— Start of Listing —

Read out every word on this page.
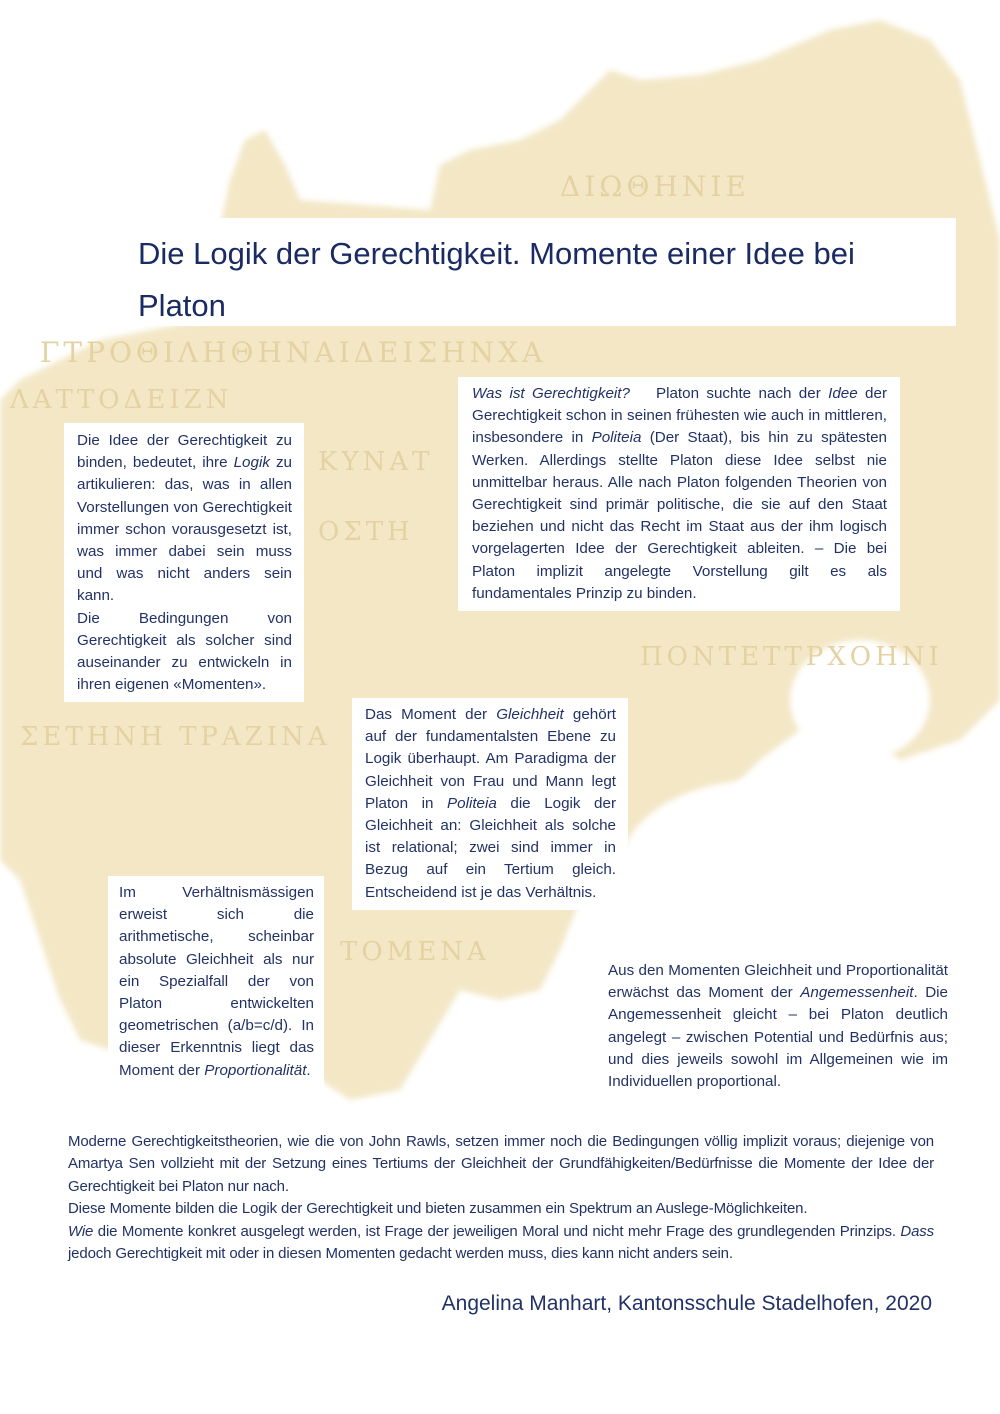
ΔΙΩΘΗΝΙΕ
ΓΤΡΟΘΙΛΗΘΗΝΑΙΔΕΙΣΗΝΧΑ
ΛΑΤΤΟΔΕΙΖΝ
ΚΥΝΑΤ
ΟΣΤΗ
ΠΟΝΤΕΤΤΡΧΟΗΝΙ
ΣΕΤΗΝΗ ΤΡΑΖΙΝΑ
ΤΟΜΕΝΑ
Die Logik der Gerechtigkeit. Momente einer Idee bei Platon

Die Idee der Gerechtigkeit zu binden, bedeutet, ihre Logik zu artikulieren: das, was in allen Vorstellungen von Gerechtigkeit immer schon vorausgesetzt ist, was immer dabei sein muss und was nicht anders sein kann.

Die Bedingungen von Gerechtigkeit als solcher sind auseinander zu entwickeln in ihren eigenen «Momenten».

Was ist Gerechtigkeit? Platon suchte nach der Idee der Gerechtigkeit schon in seinen frühesten wie auch in mittleren, insbesondere in Politeia (Der Staat), bis hin zu spätesten Werken. Allerdings stellte Platon diese Idee selbst nie unmittelbar heraus. Alle nach Platon folgenden Theorien von Gerechtigkeit sind primär politische, die sie auf den Staat beziehen und nicht das Recht im Staat aus der ihm logisch vorgelagerten Idee der Gerechtigkeit ableiten. – Die bei Platon implizit angelegte Vorstellung gilt es als fundamentales Prinzip zu binden.

Das Moment der Gleichheit gehört auf der fundamentalsten Ebene zu Logik überhaupt. Am Paradigma der Gleichheit von Frau und Mann legt Platon in Politeia die Logik der Gleichheit an: Gleichheit als solche ist relational; zwei sind immer in Bezug auf ein Tertium gleich. Entscheidend ist je das Verhältnis.

Im Verhältnismässigen erweist sich die arithmetische, scheinbar absolute Gleichheit als nur ein Spezialfall der von Platon entwickelten geometrischen (a/b=c/d). In dieser Erkenntnis liegt das Moment der Proportionalität.

Aus den Momenten Gleichheit und Proportionalität erwächst das Moment der Angemessenheit. Die Angemessenheit gleicht – bei Platon deutlich angelegt – zwischen Potential und Bedürfnis aus; und dies jeweils sowohl im Allgemeinen wie im Individuellen proportional.

Moderne Gerechtigkeitstheorien, wie die von John Rawls, setzen immer noch die Bedingungen völlig implizit voraus; diejenige von Amartya Sen vollzieht mit der Setzung eines Tertiums der Gleichheit der Grundfähigkeiten/Bedürfnisse die Momente der Idee der Gerechtigkeit bei Platon nur nach.

Diese Momente bilden die Logik der Gerechtigkeit und bieten zusammen ein Spektrum an Auslege-Möglichkeiten.

Wie die Momente konkret ausgelegt werden, ist Frage der jeweiligen Moral und nicht mehr Frage des grundlegenden Prinzips. Dass jedoch Gerechtigkeit mit oder in diesen Momenten gedacht werden muss, dies kann nicht anders sein.

Angelina Manhart, Kantonsschule Stadelhofen, 2020
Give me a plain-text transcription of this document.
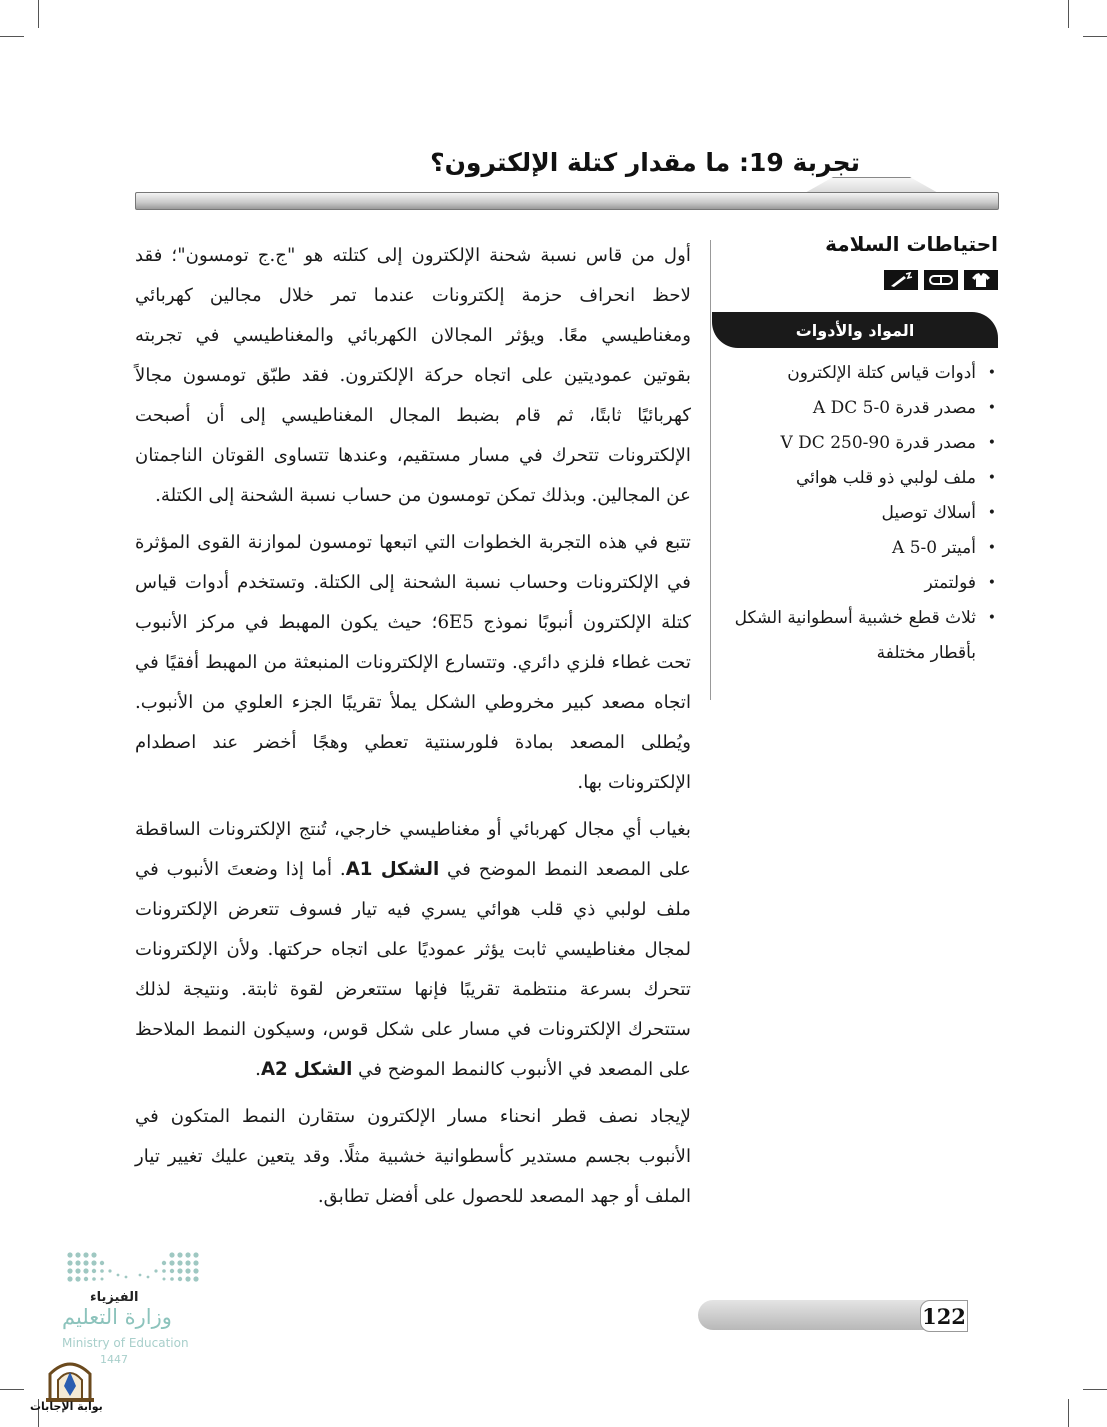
تجربة 19: ما مقدار كتلة الإلكترون؟
احتياطات السلامة
المواد والأدوات
• أدوات قياس كتلة الإلكترون
• مصدر قدرة 0-5 A DC
• مصدر قدرة 90-250 V DC
• ملف لولبي ذو قلب هوائي
• أسلاك توصيل
• أميتر 0-5 A
• فولتمتر
• ثلاث قطع خشبية أسطوانية الشكل بأقطار مختلفة

أول من قاس نسبة شحنة الإلكترون إلى كتلته هو "ج.ج تومسون"؛ فقد لاحظ انحراف حزمة إلكترونات عندما تمر خلال مجالين كهربائي ومغناطيسي معًا. ويؤثر المجالان الكهربائي والمغناطيسي في تجربته بقوتين عموديتين على اتجاه حركة الإلكترون. فقد طبّق تومسون مجالاً كهربائيًا ثابتًا، ثم قام بضبط المجال المغناطيسي إلى أن أصبحت الإلكترونات تتحرك في مسار مستقيم، وعندها تتساوى القوتان الناجمتان عن المجالين. وبذلك تمكن تومسون من حساب نسبة الشحنة إلى الكتلة.

تتبع في هذه التجربة الخطوات التي اتبعها تومسون لموازنة القوى المؤثرة في الإلكترونات وحساب نسبة الشحنة إلى الكتلة. وتستخدم أدوات قياس كتلة الإلكترون أنبوبًا نموذج 6E5؛ حيث يكون المهبط في مركز الأنبوب تحت غطاء فلزي دائري. وتتسارع الإلكترونات المنبعثة من المهبط أفقيًا في اتجاه مصعد كبير مخروطي الشكل يملأ تقريبًا الجزء العلوي من الأنبوب. ويُطلى المصعد بمادة فلورسنتية تعطي وهجًا أخضر عند اصطدام الإلكترونات بها.

بغياب أي مجال كهربائي أو مغناطيسي خارجي، تُنتج الإلكترونات الساقطة على المصعد النمط الموضح في الشكل A1. أما إذا وضعتَ الأنبوب في ملف لولبي ذي قلب هوائي يسري فيه تيار فسوف تتعرض الإلكترونات لمجال مغناطيسي ثابت يؤثر عموديًا على اتجاه حركتها. ولأن الإلكترونات تتحرك بسرعة منتظمة تقريبًا فإنها ستتعرض لقوة ثابتة. ونتيجة لذلك ستتحرك الإلكترونات في مسار على شكل قوس، وسيكون النمط الملاحظ على المصعد في الأنبوب كالنمط الموضح في الشكل A2.

لإيجاد نصف قطر انحناء مسار الإلكترون ستقارن النمط المتكون في الأنبوب بجسم مستدير كأسطوانية خشبية مثلًا. وقد يتعين عليك تغيير تيار الملف أو جهد المصعد للحصول على أفضل تطابق.

الفيزياء
وزارة التعليم
Ministry of Education
1447
بوابة الإجابات
122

— End of Listing —

▶ [Given exercise]:
Identify and copy the lines holding the word "muss".

▶ [Task answer]:
Die Idee der Gerechtigkeit zu binden, bedeutet, ihre Logik zu artikulieren: das, was in allen Vorstellungen von Gerechtigkeit immer schon vorausgesetzt ist, was immer dabei sein muss und was nicht anders sein kann.
Wie die Momente konkret ausgelegt werden, ist Frage der jeweiligen Moral und nicht mehr Frage des grundlegenden Prinzips. Dass jedoch Gerechtigkeit mit oder in diesen Momenten gedacht werden muss, dies kann nicht anders sein.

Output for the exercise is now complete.